Dataset items:
☆ ☆ ☆ ☆ ☆

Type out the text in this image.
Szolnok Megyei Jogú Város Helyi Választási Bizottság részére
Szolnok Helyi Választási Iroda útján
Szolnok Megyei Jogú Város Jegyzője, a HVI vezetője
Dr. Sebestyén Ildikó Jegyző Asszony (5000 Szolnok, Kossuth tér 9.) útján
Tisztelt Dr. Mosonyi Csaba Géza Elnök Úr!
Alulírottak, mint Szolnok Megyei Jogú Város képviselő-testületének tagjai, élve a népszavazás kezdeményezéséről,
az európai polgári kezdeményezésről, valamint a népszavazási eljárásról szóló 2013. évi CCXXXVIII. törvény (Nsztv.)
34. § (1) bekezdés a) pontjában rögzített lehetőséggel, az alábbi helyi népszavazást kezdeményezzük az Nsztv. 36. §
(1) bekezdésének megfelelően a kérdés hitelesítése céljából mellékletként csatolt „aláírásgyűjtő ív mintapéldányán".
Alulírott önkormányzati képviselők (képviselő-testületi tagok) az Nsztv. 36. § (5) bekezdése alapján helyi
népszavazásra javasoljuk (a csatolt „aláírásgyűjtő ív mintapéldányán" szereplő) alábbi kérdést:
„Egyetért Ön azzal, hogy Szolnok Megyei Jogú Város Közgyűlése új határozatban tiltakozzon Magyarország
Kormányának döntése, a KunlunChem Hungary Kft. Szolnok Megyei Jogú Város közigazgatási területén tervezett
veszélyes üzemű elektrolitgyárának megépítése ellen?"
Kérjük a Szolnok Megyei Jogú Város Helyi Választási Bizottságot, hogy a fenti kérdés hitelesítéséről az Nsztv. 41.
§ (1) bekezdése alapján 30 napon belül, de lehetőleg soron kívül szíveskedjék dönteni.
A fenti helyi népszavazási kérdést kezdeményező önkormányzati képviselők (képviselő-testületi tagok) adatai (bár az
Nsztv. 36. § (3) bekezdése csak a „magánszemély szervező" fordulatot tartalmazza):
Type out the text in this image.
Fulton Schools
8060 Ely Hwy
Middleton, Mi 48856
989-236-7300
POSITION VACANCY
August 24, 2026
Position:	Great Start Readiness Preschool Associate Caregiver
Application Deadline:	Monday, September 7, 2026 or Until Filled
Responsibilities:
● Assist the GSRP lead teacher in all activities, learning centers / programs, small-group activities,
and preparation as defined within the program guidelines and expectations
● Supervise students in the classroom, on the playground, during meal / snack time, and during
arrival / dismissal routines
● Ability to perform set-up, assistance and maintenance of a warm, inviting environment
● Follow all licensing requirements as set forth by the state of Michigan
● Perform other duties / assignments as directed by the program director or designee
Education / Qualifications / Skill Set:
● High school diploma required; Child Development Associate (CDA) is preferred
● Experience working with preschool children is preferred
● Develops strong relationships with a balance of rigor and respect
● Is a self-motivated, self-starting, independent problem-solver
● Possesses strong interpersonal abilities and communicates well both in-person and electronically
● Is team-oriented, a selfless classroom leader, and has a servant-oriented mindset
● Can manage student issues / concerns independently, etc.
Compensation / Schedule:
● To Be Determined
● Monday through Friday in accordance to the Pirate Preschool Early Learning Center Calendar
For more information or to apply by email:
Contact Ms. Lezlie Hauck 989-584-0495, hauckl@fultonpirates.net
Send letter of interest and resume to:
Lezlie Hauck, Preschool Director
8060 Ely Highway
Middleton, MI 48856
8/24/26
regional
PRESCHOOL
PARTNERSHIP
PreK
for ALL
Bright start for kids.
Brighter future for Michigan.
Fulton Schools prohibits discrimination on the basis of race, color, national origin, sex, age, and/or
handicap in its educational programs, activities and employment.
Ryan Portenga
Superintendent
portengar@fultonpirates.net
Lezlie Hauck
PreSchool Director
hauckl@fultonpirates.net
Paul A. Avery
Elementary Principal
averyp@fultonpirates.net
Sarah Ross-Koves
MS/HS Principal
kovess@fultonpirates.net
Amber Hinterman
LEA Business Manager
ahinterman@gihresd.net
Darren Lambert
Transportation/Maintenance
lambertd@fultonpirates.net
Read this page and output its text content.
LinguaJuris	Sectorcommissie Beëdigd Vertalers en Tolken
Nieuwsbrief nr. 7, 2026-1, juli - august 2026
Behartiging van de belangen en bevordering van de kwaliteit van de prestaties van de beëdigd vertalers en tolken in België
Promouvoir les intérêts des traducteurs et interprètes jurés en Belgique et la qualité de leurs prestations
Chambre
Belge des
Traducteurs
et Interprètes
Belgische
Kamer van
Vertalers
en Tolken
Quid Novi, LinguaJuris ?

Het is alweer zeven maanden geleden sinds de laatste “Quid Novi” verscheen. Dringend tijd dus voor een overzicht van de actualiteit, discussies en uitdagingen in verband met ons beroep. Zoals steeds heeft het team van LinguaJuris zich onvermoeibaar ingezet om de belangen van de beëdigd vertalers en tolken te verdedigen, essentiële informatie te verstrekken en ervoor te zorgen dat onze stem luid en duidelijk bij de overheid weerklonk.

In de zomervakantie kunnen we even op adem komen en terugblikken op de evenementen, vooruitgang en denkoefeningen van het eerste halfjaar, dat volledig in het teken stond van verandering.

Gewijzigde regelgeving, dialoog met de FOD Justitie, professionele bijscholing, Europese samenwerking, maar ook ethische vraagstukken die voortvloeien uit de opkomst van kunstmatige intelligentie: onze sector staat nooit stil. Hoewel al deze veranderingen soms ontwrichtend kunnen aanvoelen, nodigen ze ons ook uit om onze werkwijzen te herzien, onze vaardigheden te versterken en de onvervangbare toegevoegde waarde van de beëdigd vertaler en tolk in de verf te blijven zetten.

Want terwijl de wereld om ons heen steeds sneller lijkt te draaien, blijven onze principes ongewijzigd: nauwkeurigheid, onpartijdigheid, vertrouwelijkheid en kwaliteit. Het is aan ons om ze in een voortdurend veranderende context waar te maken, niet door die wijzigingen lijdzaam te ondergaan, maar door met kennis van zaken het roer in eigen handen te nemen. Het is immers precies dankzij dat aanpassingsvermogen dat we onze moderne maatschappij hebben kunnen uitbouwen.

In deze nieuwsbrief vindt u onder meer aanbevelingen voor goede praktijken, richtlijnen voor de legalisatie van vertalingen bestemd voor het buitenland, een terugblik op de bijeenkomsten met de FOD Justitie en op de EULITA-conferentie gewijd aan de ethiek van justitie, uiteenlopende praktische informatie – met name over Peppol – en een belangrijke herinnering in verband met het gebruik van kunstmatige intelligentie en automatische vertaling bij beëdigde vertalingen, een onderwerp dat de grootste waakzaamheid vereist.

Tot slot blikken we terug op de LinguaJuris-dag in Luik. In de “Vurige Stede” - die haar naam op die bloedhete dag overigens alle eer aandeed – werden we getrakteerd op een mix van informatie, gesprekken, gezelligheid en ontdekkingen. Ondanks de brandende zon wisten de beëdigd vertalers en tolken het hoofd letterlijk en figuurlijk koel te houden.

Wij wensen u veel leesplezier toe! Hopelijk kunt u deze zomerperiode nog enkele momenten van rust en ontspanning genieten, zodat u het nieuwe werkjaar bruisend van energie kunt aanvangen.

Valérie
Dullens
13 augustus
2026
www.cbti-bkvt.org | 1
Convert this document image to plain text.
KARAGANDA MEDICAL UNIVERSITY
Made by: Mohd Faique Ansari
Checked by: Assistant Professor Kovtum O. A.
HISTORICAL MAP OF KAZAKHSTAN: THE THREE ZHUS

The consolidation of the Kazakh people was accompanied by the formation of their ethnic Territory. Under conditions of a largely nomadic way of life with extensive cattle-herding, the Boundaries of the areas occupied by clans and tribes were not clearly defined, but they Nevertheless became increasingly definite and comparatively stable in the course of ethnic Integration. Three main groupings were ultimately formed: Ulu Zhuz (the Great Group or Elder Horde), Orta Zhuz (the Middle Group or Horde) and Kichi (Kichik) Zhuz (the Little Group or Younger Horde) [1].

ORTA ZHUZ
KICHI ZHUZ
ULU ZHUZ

☆ ☆ ☆ ☆ ☆

Challenge:
Filter out every line that lacks the word "fultonpirates", and copy the rest.

Task result:
Contact Ms. Lezlie Hauck 989-584-0495, hauckl@fultonpirates.net
portengar@fultonpirates.net
hauckl@fultonpirates.net
averyp@fultonpirates.net
kovess@fultonpirates.net
lambertd@fultonpirates.net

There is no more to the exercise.